PASSAGE TO READ Block Start
I’m still pissy that they’re blaming one more thing on fat.
As I realized recently, after Lillet brought it up, I have been menstruating for twenty years this month. For those of you who share my issues with math, that means I started pretty fucking early. It also means I could probably put a down payment on a house with what I’ve spent on tampons and birth control at this point, and I still think I’m far too young to have children, so it ain’t like I’m thrilled with my body’s sense of timing. And maybe I’m just bitter because in my case, I was a skinny kid right up until menarche, at which point my breasts and thighs immediately inflated to cartoon proportions; I have trouble buying that fat is causing an epidemic of girls becoming technical women before they can write cursive, ’cause it was very much the other way around for me.
PASSAGE TO READ Block End
TASKS:
• a. In the text about early puberty and fat, how long has the writer been menstruating?
• b. Continue the text about early puberty and fat from its last sentence.
INFORMATION GIVEN Block Start
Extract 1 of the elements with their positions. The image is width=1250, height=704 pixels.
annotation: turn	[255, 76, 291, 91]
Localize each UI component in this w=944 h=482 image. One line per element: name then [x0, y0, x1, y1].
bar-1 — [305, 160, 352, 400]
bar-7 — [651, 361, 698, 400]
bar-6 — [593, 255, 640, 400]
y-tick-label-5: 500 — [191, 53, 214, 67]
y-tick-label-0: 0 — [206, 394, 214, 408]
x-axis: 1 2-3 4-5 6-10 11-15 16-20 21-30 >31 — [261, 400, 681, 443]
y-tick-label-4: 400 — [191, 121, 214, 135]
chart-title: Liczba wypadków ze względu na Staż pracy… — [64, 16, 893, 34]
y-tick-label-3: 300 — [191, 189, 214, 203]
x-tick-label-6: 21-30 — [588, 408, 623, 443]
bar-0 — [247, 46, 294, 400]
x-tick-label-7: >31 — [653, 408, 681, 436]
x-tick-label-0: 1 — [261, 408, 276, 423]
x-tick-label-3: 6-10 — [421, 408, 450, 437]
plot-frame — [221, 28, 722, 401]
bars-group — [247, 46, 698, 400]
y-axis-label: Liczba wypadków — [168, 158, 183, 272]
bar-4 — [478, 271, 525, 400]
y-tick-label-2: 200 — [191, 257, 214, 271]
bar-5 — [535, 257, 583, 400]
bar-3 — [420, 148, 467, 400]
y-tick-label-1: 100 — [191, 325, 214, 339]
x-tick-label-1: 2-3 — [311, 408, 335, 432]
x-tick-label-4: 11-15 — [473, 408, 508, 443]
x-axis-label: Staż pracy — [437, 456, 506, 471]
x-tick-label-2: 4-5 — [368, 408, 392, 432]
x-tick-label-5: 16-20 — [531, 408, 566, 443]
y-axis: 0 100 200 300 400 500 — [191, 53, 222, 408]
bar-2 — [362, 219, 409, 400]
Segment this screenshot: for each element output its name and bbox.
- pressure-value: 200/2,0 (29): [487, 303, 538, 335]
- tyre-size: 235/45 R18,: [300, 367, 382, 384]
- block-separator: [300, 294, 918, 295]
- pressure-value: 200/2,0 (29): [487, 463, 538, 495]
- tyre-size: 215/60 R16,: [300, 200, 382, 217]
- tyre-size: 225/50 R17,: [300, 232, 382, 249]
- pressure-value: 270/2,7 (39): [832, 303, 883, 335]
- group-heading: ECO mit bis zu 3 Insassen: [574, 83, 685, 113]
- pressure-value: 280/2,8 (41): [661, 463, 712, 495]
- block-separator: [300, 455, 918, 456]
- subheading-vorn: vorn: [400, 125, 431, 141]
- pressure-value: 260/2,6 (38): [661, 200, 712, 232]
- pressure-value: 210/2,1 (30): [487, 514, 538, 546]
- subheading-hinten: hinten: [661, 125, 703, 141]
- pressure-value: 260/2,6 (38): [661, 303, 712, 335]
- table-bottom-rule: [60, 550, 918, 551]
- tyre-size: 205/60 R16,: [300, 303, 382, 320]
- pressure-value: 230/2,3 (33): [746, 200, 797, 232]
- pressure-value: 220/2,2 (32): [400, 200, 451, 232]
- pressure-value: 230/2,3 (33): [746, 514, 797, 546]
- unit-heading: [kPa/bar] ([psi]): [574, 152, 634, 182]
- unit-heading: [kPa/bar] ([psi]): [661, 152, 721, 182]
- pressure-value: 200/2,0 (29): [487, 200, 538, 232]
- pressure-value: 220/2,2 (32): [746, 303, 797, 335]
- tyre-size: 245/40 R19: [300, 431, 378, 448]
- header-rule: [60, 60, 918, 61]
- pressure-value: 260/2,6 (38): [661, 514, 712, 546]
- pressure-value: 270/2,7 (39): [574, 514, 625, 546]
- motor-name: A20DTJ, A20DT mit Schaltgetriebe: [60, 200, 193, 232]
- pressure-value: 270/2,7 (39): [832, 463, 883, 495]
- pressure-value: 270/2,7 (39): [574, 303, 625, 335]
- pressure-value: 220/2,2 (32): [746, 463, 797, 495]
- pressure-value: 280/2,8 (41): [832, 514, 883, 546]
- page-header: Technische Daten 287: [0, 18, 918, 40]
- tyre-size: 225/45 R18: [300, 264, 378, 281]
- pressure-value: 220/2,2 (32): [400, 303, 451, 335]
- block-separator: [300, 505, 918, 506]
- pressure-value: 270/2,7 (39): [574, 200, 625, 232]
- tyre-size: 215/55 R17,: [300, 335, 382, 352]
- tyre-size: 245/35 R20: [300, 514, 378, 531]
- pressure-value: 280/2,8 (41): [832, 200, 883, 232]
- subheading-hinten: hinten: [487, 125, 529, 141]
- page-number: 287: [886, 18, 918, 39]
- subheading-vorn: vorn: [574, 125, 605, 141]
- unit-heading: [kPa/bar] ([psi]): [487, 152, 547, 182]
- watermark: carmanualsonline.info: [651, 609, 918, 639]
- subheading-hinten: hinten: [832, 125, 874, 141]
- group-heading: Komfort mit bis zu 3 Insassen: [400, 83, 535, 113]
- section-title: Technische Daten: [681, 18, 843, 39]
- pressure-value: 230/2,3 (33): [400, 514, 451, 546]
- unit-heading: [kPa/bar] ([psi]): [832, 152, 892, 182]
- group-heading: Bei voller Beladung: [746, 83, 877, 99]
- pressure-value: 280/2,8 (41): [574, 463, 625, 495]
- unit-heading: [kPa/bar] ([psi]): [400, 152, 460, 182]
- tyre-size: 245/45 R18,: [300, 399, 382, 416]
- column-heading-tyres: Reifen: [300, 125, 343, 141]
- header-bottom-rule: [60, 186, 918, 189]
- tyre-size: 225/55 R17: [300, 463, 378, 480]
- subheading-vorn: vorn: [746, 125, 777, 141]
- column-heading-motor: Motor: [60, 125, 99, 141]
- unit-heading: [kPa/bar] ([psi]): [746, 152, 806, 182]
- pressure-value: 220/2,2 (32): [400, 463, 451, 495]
INFORMATION GIVEN Block End
ANSWERS:
• a. Twenty years as of this month.

• b.
But what really burns my ass about this particular manifestation of fat terror is that it’s the fucking apotheosis of North American puritanical hooey: at last, we can blame food for making little girls want to have sex! Quick, somebody do something! (Just don’t you dare innoculate them against H.P.V. while you’re in there mucking around with a pre-pubescent’s hormones. Cancer, schmancer. You might make it occur to a teenager to have sex!)
The average age of menarche has been declining for ages; it’s worth noting that, until recently, the correlation to weight was characterized as “improved nutrition.” Now, I’m not saying the average American kid’s diet is remotely related to nutrition, nor would I wish an even longer relationship with Aunt Flo on anyone. I am the farthest fucking thing from a moon-worshipping, sea sponge-wearing, blood-is-my-girly-gift type. Bring on the friggin’ Seasonale. But, it’s just… sputter… Weren’t we all worried about 8-year-old anorexics a couple weeks ago? Do we really need yet another message that food leads to disaster? Especially when said disaster, in this case, is… adulthood?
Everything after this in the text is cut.